Data entries
┌──

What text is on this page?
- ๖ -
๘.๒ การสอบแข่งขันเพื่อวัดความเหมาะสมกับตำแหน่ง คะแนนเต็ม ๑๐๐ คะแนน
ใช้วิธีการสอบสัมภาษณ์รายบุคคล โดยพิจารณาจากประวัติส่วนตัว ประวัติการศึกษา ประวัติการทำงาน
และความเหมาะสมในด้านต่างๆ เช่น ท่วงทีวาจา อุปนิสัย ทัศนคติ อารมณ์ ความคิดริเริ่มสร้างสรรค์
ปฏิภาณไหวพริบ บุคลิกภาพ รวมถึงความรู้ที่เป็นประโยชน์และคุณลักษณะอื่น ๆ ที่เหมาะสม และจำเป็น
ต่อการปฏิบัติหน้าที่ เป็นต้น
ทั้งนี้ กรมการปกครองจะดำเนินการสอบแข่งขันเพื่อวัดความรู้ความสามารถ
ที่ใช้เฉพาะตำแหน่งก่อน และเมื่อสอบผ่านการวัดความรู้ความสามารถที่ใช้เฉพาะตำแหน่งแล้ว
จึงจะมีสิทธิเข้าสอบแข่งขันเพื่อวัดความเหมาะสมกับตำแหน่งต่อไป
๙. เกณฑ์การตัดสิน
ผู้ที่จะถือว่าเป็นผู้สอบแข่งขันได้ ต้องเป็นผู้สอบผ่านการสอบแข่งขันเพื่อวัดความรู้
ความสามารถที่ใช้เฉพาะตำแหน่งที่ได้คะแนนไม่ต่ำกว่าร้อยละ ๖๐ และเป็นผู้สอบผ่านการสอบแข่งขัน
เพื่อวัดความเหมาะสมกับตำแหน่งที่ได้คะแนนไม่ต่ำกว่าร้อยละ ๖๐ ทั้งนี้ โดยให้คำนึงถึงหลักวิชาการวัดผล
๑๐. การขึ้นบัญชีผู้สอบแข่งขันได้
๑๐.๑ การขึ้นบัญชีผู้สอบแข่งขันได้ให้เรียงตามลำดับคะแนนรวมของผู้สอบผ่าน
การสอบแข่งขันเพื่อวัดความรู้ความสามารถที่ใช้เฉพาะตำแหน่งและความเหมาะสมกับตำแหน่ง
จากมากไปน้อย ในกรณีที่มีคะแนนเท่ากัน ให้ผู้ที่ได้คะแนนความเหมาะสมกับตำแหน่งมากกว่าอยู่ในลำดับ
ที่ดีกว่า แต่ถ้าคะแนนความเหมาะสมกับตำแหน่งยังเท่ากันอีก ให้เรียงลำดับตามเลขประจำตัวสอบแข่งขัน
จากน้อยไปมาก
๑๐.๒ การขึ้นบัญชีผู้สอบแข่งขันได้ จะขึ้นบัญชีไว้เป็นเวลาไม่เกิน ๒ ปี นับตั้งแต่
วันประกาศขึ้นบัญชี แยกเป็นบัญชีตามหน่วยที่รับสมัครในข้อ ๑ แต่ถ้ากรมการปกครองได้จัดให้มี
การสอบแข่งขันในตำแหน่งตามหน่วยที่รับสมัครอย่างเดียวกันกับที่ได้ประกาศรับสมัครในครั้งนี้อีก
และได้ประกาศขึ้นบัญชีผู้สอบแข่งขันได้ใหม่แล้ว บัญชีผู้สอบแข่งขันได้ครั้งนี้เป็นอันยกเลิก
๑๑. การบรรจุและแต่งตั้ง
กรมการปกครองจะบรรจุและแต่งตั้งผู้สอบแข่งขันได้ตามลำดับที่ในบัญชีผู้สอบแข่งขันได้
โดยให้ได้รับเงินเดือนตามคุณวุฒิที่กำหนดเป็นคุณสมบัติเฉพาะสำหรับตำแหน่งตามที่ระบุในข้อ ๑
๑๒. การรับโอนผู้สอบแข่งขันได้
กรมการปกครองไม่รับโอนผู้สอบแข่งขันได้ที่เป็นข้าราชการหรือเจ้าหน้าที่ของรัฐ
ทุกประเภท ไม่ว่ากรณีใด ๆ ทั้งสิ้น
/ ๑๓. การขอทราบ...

└──

> PROBLEM TO SOLVE: Reproduce each record shown above without altering a single word.

> OUTPUT OF THE EXERCISE:
What text is on this page?
- ๖ -
๘.๒ การสอบแข่งขันเพื่อวัดความเหมาะสมกับตำแหน่ง คะแนนเต็ม ๑๐๐ คะแนน
ใช้วิธีการสอบสัมภาษณ์รายบุคคล โดยพิจารณาจากประวัติส่วนตัว ประวัติการศึกษา ประวัติการทำงาน
และความเหมาะสมในด้านต่างๆ เช่น ท่วงทีวาจา อุปนิสัย ทัศนคติ อารมณ์ ความคิดริเริ่มสร้างสรรค์
ปฏิภาณไหวพริบ บุคลิกภาพ รวมถึงความรู้ที่เป็นประโยชน์และคุณลักษณะอื่น ๆ ที่เหมาะสม และจำเป็น
ต่อการปฏิบัติหน้าที่ เป็นต้น
ทั้งนี้ กรมการปกครองจะดำเนินการสอบแข่งขันเพื่อวัดความรู้ความสามารถ
ที่ใช้เฉพาะตำแหน่งก่อน และเมื่อสอบผ่านการวัดความรู้ความสามารถที่ใช้เฉพาะตำแหน่งแล้ว
จึงจะมีสิทธิเข้าสอบแข่งขันเพื่อวัดความเหมาะสมกับตำแหน่งต่อไป
๙. เกณฑ์การตัดสิน
ผู้ที่จะถือว่าเป็นผู้สอบแข่งขันได้ ต้องเป็นผู้สอบผ่านการสอบแข่งขันเพื่อวัดความรู้
ความสามารถที่ใช้เฉพาะตำแหน่งที่ได้คะแนนไม่ต่ำกว่าร้อยละ ๖๐ และเป็นผู้สอบผ่านการสอบแข่งขัน
เพื่อวัดความเหมาะสมกับตำแหน่งที่ได้คะแนนไม่ต่ำกว่าร้อยละ ๖๐ ทั้งนี้ โดยให้คำนึงถึงหลักวิชาการวัดผล
๑๐. การขึ้นบัญชีผู้สอบแข่งขันได้
๑๐.๑ การขึ้นบัญชีผู้สอบแข่งขันได้ให้เรียงตามลำดับคะแนนรวมของผู้สอบผ่าน
การสอบแข่งขันเพื่อวัดความรู้ความสามารถที่ใช้เฉพาะตำแหน่งและความเหมาะสมกับตำแหน่ง
จากมากไปน้อย ในกรณีที่มีคะแนนเท่ากัน ให้ผู้ที่ได้คะแนนความเหมาะสมกับตำแหน่งมากกว่าอยู่ในลำดับ
ที่ดีกว่า แต่ถ้าคะแนนความเหมาะสมกับตำแหน่งยังเท่ากันอีก ให้เรียงลำดับตามเลขประจำตัวสอบแข่งขัน
จากน้อยไปมาก
๑๐.๒ การขึ้นบัญชีผู้สอบแข่งขันได้ จะขึ้นบัญชีไว้เป็นเวลาไม่เกิน ๒ ปี นับตั้งแต่
วันประกาศขึ้นบัญชี แยกเป็นบัญชีตามหน่วยที่รับสมัครในข้อ ๑ แต่ถ้ากรมการปกครองได้จัดให้มี
การสอบแข่งขันในตำแหน่งตามหน่วยที่รับสมัครอย่างเดียวกันกับที่ได้ประกาศรับสมัครในครั้งนี้อีก
และได้ประกาศขึ้นบัญชีผู้สอบแข่งขันได้ใหม่แล้ว บัญชีผู้สอบแข่งขันได้ครั้งนี้เป็นอันยกเลิก
๑๑. การบรรจุและแต่งตั้ง
กรมการปกครองจะบรรจุและแต่งตั้งผู้สอบแข่งขันได้ตามลำดับที่ในบัญชีผู้สอบแข่งขันได้
โดยให้ได้รับเงินเดือนตามคุณวุฒิที่กำหนดเป็นคุณสมบัติเฉพาะสำหรับตำแหน่งตามที่ระบุในข้อ ๑
๑๒. การรับโอนผู้สอบแข่งขันได้
กรมการปกครองไม่รับโอนผู้สอบแข่งขันได้ที่เป็นข้าราชการหรือเจ้าหน้าที่ของรัฐ
ทุกประเภท ไม่ว่ากรณีใด ๆ ทั้งสิ้น
/ ๑๓. การขอทราบ...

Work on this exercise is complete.